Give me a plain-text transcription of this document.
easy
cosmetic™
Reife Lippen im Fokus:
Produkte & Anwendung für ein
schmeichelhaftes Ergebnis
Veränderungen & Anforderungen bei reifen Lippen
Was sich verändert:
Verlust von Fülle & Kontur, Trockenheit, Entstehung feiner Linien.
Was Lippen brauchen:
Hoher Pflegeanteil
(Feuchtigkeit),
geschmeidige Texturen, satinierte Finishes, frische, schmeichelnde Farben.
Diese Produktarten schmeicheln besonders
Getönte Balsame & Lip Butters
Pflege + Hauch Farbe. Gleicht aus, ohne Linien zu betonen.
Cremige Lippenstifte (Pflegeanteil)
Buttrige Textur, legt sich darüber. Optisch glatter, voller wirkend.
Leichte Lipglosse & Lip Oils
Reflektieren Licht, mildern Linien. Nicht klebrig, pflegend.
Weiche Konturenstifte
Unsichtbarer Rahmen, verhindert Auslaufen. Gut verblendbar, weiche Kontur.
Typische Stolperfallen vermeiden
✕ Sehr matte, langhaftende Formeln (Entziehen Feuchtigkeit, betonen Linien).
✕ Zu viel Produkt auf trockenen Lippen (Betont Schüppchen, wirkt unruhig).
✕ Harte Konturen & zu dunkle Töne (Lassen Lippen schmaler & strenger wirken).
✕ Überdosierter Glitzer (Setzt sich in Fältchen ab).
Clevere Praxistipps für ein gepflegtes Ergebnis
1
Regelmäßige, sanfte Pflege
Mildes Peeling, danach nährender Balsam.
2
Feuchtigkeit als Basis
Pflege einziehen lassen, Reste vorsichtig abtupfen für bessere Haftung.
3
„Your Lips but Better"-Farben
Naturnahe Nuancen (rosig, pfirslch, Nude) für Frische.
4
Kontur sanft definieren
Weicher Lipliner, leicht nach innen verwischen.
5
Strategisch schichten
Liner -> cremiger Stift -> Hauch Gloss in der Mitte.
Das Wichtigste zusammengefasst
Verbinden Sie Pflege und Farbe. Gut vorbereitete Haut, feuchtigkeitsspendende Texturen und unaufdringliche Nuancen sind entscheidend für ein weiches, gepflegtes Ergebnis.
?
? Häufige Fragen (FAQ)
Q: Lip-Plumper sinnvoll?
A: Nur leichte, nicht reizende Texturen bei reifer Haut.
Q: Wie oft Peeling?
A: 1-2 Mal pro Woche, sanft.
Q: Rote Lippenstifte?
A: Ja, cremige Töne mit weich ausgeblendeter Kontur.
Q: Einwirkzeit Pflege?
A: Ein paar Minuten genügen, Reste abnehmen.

AIM OF THE EXERCISE ::
Your answer should be a single number: the count of lines in the data that include the word "Pflegeanteil".

OUTPUT OF THE EXERCISE ::
2